→ AIM:
Copy out all of the material exactly as presented.

→ THE DATA:

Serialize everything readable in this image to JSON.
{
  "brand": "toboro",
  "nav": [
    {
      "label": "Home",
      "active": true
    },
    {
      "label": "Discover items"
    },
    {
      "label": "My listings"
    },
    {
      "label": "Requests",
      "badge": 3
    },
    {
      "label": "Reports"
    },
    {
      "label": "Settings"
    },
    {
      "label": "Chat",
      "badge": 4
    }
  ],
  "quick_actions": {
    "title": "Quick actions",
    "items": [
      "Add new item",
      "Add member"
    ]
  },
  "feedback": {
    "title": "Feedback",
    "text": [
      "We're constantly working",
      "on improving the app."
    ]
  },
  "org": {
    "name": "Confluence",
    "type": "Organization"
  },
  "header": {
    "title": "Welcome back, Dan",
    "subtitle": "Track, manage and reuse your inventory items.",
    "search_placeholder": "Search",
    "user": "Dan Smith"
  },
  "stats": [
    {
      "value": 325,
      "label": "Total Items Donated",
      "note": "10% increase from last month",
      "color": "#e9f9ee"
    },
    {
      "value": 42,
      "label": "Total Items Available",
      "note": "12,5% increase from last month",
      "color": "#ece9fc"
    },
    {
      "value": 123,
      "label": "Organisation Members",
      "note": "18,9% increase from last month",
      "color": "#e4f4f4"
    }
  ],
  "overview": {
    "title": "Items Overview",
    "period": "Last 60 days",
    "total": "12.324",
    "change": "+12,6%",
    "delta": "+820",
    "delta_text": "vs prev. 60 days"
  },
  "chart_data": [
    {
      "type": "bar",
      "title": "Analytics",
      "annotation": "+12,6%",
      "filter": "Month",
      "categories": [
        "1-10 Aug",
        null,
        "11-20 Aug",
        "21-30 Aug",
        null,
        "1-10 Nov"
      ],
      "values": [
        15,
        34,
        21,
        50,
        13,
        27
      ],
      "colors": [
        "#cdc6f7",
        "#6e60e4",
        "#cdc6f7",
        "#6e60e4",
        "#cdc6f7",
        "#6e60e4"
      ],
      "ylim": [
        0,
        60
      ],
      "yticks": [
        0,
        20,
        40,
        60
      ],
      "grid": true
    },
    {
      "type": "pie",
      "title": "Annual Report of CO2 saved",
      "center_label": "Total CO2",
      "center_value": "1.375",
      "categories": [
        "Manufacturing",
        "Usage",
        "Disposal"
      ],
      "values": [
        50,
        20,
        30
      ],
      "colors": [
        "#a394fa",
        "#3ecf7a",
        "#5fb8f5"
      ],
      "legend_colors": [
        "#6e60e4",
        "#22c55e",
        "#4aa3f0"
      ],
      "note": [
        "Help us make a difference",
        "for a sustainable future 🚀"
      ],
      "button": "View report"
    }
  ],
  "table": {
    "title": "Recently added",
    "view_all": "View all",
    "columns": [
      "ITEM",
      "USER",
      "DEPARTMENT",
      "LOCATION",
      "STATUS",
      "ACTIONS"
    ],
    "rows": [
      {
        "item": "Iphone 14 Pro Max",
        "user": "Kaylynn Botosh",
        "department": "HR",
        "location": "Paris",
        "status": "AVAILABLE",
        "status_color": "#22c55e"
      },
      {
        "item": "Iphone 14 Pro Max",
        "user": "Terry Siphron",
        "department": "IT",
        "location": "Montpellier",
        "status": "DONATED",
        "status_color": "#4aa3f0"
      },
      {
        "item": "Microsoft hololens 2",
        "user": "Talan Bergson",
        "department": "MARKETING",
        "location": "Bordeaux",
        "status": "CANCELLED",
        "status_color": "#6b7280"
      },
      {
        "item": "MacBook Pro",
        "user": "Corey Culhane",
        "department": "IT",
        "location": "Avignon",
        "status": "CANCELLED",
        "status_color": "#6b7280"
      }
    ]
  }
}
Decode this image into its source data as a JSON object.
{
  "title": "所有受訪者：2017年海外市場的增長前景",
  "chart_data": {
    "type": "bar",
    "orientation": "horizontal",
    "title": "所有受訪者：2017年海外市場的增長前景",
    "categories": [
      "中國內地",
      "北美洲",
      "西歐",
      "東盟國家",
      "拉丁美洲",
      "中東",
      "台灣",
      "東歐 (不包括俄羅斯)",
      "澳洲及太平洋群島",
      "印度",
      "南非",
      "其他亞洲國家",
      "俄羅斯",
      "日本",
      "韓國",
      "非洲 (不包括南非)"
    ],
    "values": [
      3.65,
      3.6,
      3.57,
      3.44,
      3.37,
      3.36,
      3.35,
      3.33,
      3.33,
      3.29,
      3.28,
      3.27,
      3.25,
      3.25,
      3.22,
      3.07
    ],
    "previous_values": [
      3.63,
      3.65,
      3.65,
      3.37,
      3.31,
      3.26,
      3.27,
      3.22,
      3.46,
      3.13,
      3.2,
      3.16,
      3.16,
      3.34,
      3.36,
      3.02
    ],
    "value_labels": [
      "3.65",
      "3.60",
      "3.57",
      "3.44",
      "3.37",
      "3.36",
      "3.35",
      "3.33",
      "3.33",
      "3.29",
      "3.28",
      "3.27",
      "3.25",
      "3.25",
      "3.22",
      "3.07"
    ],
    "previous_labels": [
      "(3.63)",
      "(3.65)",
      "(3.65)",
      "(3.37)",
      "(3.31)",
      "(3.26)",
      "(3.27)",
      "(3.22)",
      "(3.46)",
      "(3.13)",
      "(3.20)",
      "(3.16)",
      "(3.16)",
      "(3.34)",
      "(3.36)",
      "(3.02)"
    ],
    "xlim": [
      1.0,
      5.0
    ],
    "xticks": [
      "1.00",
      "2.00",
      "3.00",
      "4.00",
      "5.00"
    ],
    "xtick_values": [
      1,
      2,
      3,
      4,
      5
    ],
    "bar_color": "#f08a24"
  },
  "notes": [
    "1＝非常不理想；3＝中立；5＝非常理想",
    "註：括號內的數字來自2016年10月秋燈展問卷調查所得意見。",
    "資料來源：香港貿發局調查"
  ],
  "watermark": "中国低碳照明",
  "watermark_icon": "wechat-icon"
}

→ RESULT FOR THIS TASK:
Serialize everything readable in this image to JSON.
{
  "brand": "toboro",
  "nav": [
    {
      "label": "Home",
      "active": true
    },
    {
      "label": "Discover items"
    },
    {
      "label": "My listings"
    },
    {
      "label": "Requests",
      "badge": 3
    },
    {
      "label": "Reports"
    },
    {
      "label": "Settings"
    },
    {
      "label": "Chat",
      "badge": 4
    }
  ],
  "quick_actions": {
    "title": "Quick actions",
    "items": [
      "Add new item",
      "Add member"
    ]
  },
  "feedback": {
    "title": "Feedback",
    "text": [
      "We're constantly working",
      "on improving the app."
    ]
  },
  "org": {
    "name": "Confluence",
    "type": "Organization"
  },
  "header": {
    "title": "Welcome back, Dan",
    "subtitle": "Track, manage and reuse your inventory items.",
    "search_placeholder": "Search",
    "user": "Dan Smith"
  },
  "stats": [
    {
      "value": 325,
      "label": "Total Items Donated",
      "note": "10% increase from last month",
      "color": "#e9f9ee"
    },
    {
      "value": 42,
      "label": "Total Items Available",
      "note": "12,5% increase from last month",
      "color": "#ece9fc"
    },
    {
      "value": 123,
      "label": "Organisation Members",
      "note": "18,9% increase from last month",
      "color": "#e4f4f4"
    }
  ],
  "overview": {
    "title": "Items Overview",
    "period": "Last 60 days",
    "total": "12.324",
    "change": "+12,6%",
    "delta": "+820",
    "delta_text": "vs prev. 60 days"
  },
  "chart_data": [
    {
      "type": "bar",
      "title": "Analytics",
      "annotation": "+12,6%",
      "filter": "Month",
      "categories": [
        "1-10 Aug",
        null,
        "11-20 Aug",
        "21-30 Aug",
        null,
        "1-10 Nov"
      ],
      "values": [
        15,
        34,
        21,
        50,
        13,
        27
      ],
      "colors": [
        "#cdc6f7",
        "#6e60e4",
        "#cdc6f7",
        "#6e60e4",
        "#cdc6f7",
        "#6e60e4"
      ],
      "ylim": [
        0,
        60
      ],
      "yticks": [
        0,
        20,
        40,
        60
      ],
      "grid": true
    },
    {
      "type": "pie",
      "title": "Annual Report of CO2 saved",
      "center_label": "Total CO2",
      "center_value": "1.375",
      "categories": [
        "Manufacturing",
        "Usage",
        "Disposal"
      ],
      "values": [
        50,
        20,
        30
      ],
      "colors": [
        "#a394fa",
        "#3ecf7a",
        "#5fb8f5"
      ],
      "legend_colors": [
        "#6e60e4",
        "#22c55e",
        "#4aa3f0"
      ],
      "note": [
        "Help us make a difference",
        "for a sustainable future 🚀"
      ],
      "button": "View report"
    }
  ],
  "table": {
    "title": "Recently added",
    "view_all": "View all",
    "columns": [
      "ITEM",
      "USER",
      "DEPARTMENT",
      "LOCATION",
      "STATUS",
      "ACTIONS"
    ],
    "rows": [
      {
        "item": "Iphone 14 Pro Max",
        "user": "Kaylynn Botosh",
        "department": "HR",
        "location": "Paris",
        "status": "AVAILABLE",
        "status_color": "#22c55e"
      },
      {
        "item": "Iphone 14 Pro Max",
        "user": "Terry Siphron",
        "department": "IT",
        "location": "Montpellier",
        "status": "DONATED",
        "status_color": "#4aa3f0"
      },
      {
        "item": "Microsoft hololens 2",
        "user": "Talan Bergson",
        "department": "MARKETING",
        "location": "Bordeaux",
        "status": "CANCELLED",
        "status_color": "#6b7280"
      },
      {
        "item": "MacBook Pro",
        "user": "Corey Culhane",
        "department": "IT",
        "location": "Avignon",
        "status": "CANCELLED",
        "status_color": "#6b7280"
      }
    ]
  }
}
Decode this image into its source data as a JSON object.
{
  "title": "所有受訪者：2017年海外市場的增長前景",
  "chart_data": {
    "type": "bar",
    "orientation": "horizontal",
    "title": "所有受訪者：2017年海外市場的增長前景",
    "categories": [
      "中國內地",
      "北美洲",
      "西歐",
      "東盟國家",
      "拉丁美洲",
      "中東",
      "台灣",
      "東歐 (不包括俄羅斯)",
      "澳洲及太平洋群島",
      "印度",
      "南非",
      "其他亞洲國家",
      "俄羅斯",
      "日本",
      "韓國",
      "非洲 (不包括南非)"
    ],
    "values": [
      3.65,
      3.6,
      3.57,
      3.44,
      3.37,
      3.36,
      3.35,
      3.33,
      3.33,
      3.29,
      3.28,
      3.27,
      3.25,
      3.25,
      3.22,
      3.07
    ],
    "previous_values": [
      3.63,
      3.65,
      3.65,
      3.37,
      3.31,
      3.26,
      3.27,
      3.22,
      3.46,
      3.13,
      3.2,
      3.16,
      3.16,
      3.34,
      3.36,
      3.02
    ],
    "value_labels": [
      "3.65",
      "3.60",
      "3.57",
      "3.44",
      "3.37",
      "3.36",
      "3.35",
      "3.33",
      "3.33",
      "3.29",
      "3.28",
      "3.27",
      "3.25",
      "3.25",
      "3.22",
      "3.07"
    ],
    "previous_labels": [
      "(3.63)",
      "(3.65)",
      "(3.65)",
      "(3.37)",
      "(3.31)",
      "(3.26)",
      "(3.27)",
      "(3.22)",
      "(3.46)",
      "(3.13)",
      "(3.20)",
      "(3.16)",
      "(3.16)",
      "(3.34)",
      "(3.36)",
      "(3.02)"
    ],
    "xlim": [
      1.0,
      5.0
    ],
    "xticks": [
      "1.00",
      "2.00",
      "3.00",
      "4.00",
      "5.00"
    ],
    "xtick_values": [
      1,
      2,
      3,
      4,
      5
    ],
    "bar_color": "#f08a24"
  },
  "notes": [
    "1＝非常不理想；3＝中立；5＝非常理想",
    "註：括號內的數字來自2016年10月秋燈展問卷調查所得意見。",
    "資料來源：香港貿發局調查"
  ],
  "watermark": "中国低碳照明",
  "watermark_icon": "wechat-icon"
}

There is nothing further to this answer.